__Work to complete__
Extract each line where the string "interview" shows up.

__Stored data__
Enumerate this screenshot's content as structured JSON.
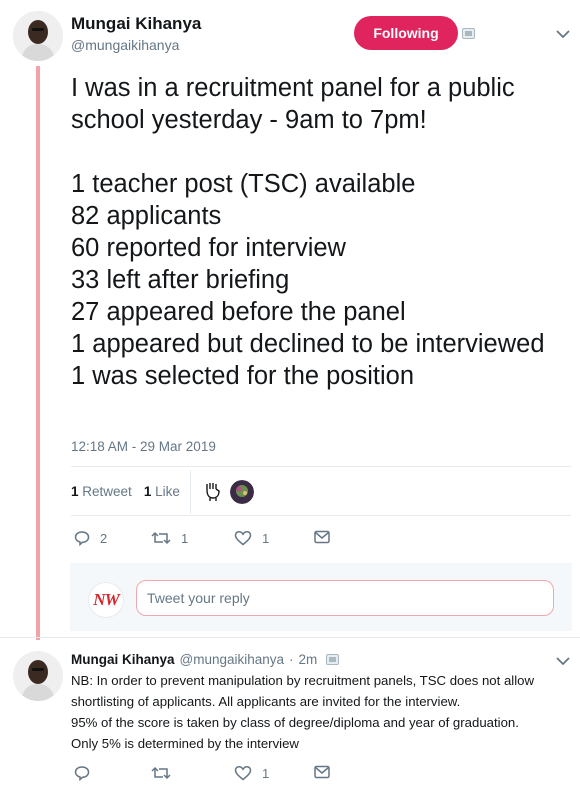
{
  "tweet": {
    "author_name": "Mungai Kihanya",
    "author_handle": "@mungaikihanya",
    "follow_label": "Following",
    "text": "I was in a recruitment panel for a public school yesterday - 9am to 7pm!\n\n1 teacher post (TSC) available\n82 applicants\n60 reported for interview\n33 left after briefing\n27 appeared before the panel\n1 appeared but declined to be interviewed\n1 was selected for the position",
    "timestamp": "12:18 AM - 29 Mar 2019",
    "retweet_count": "1",
    "retweet_label": "Retweet",
    "like_count": "1",
    "like_label": "Like",
    "actions": {
      "reply_count": "2",
      "retweet_count": "1",
      "like_count": "1"
    }
  },
  "reply_composer": {
    "avatar_text": "NW",
    "placeholder": "Tweet your reply"
  },
  "reply_tweet": {
    "author_name": "Mungai Kihanya",
    "author_handle": "@mungaikihanya",
    "separator": "·",
    "time": "2m",
    "lines": [
      "NB: In order to prevent manipulation by recruitment panels, TSC does not allow shortlisting of applicants. All applicants are invited for the interview.",
      "95% of the score is taken by class of degree/diploma and year of graduation.",
      "Only 5% is determined by the interview"
    ],
    "actions": {
      "like_count": "1"
    }
  },
  "colors": {
    "following_button": "#e0245e",
    "thread_line": "#f3a3a8",
    "secondary_text": "#657786",
    "divider": "#e6ecf0"
  }
}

__Result__
    "text": "I was in a recruitment panel for a public school yesterday - 9am to 7pm!\n\n1 teacher post (TSC) available\n82 applicants\n60 reported for interview\n33 left after briefing\n27 appeared before the panel\n1 appeared but declined to be interviewed\n1 was selected for the position",
      "NB: In order to prevent manipulation by recruitment panels, TSC does not allow shortlisting of applicants. All applicants are invited for the interview.",
      "Only 5% is determined by the interview"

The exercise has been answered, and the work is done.